═════ Text passage ═════

Winter here in North Dakota can be (and usually is) quite brutal. Despite the blizzards and severely sub-zero temperatures, there is beauty to be found. Whether that beauty comes in the form of the ferocity of the wind or in the delicate artwork of a frosted window, it puts a new perspective on that harshest of seasons: winter. I feel the same way about my diagnosis.
Although the words “Multiple Sclerosis” can seem very daunting, it is surprising what a relief it is to finally have an answer for so many of the odd things that have happened over the last few years. To finally be able to lose my embarrassment over the way I need to get out of my car (both feet firmly on the ground first), or the way I will run into a wall. Although I might sigh, I no longer berate myself for needing to have a death grip on a hand railing going down stairs because I don’t trust my knees to get me safely to the bottom.

═════

## Things to do
• a. In the passage about winter and a diagnosis, what diagnosis does the writer name?
• b. Rewrite the passage about winter and a diagnosis starting with "Winter here in" and going on through "about my diagnosis.", swapping "North Dakota" for "Minnesota".

═════ Listed entries ═════

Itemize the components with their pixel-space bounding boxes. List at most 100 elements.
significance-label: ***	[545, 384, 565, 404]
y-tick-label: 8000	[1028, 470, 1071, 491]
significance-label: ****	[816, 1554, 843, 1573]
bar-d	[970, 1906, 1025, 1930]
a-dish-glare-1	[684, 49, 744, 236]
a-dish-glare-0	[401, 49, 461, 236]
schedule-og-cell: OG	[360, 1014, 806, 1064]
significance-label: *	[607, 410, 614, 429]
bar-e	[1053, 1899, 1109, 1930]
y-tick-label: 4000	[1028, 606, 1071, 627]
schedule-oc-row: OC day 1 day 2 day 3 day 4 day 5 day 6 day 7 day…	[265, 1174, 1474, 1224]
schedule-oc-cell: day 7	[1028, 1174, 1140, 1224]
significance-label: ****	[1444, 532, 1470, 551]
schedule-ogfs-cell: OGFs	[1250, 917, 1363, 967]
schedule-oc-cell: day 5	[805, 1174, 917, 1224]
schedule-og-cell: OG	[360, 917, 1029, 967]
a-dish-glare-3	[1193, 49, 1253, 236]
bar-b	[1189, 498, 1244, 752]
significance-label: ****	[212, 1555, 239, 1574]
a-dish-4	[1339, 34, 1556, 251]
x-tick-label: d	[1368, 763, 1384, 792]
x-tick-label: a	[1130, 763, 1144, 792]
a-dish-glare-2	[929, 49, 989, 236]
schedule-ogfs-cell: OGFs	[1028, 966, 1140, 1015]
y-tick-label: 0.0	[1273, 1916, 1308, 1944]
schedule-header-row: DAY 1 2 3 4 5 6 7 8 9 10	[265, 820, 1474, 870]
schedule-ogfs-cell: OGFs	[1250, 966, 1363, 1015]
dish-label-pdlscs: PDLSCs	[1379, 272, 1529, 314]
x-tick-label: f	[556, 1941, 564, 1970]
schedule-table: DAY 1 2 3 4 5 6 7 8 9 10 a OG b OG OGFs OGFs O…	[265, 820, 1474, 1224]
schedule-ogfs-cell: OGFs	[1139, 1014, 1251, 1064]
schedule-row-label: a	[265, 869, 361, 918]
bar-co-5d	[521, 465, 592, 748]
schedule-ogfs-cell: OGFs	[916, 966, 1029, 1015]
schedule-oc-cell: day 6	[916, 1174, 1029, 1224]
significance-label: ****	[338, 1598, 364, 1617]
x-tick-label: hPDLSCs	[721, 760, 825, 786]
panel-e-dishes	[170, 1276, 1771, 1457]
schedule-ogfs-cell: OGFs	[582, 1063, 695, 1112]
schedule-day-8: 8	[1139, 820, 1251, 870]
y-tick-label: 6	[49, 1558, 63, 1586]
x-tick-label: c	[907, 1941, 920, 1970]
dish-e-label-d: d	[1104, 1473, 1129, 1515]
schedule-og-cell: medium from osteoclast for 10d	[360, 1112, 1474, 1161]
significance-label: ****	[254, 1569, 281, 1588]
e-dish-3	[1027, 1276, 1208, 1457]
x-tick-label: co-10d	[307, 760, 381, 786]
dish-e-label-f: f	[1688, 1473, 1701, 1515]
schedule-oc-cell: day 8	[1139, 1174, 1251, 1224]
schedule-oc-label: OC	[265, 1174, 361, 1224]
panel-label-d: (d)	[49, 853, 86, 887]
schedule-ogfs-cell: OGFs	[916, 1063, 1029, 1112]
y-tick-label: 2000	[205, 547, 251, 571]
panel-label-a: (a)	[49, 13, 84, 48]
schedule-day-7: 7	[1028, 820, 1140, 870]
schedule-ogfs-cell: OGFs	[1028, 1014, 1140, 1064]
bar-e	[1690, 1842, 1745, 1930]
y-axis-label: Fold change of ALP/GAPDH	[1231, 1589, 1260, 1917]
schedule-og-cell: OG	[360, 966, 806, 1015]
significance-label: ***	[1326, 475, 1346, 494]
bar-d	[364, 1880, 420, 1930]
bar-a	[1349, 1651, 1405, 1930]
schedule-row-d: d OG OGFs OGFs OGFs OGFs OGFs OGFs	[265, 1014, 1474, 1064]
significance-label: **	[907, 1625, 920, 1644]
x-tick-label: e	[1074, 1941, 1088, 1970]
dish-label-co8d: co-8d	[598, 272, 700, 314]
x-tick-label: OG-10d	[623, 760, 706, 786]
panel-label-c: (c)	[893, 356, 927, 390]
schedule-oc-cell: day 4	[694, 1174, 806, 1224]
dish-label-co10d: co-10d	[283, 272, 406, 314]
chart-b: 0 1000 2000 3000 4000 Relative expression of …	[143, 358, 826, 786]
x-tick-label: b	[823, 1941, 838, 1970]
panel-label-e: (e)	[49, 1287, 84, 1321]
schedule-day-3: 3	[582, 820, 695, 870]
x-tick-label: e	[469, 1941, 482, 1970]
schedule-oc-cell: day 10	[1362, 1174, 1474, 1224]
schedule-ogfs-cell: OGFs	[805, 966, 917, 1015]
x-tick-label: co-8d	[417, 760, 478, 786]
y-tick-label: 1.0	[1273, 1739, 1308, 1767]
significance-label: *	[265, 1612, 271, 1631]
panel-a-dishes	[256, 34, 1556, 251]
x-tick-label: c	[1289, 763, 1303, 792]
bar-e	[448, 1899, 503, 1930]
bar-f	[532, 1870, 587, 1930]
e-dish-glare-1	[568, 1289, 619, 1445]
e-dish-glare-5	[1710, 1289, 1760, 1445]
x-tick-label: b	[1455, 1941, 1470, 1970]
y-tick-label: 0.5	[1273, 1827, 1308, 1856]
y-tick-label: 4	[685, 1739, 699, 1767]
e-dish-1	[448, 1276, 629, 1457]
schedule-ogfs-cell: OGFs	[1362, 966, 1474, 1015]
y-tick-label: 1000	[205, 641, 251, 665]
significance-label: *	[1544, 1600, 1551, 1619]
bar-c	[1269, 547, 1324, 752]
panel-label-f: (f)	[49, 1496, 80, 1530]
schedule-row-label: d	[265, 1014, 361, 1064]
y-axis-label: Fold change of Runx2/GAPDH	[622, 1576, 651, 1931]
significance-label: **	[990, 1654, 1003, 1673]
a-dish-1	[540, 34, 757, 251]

═════

## Answers
• a. Multiple Sclerosis

• b.
Winter here in Minnesota can be (and usually is) quite brutal. Despite the blizzards and severely sub-zero temperatures, there is beauty to be found. Whether that beauty comes in the form of the ferocity of the wind or in the delicate artwork of a frosted window, it puts a new perspective on that harshest of seasons: winter. I feel the same way about my diagnosis.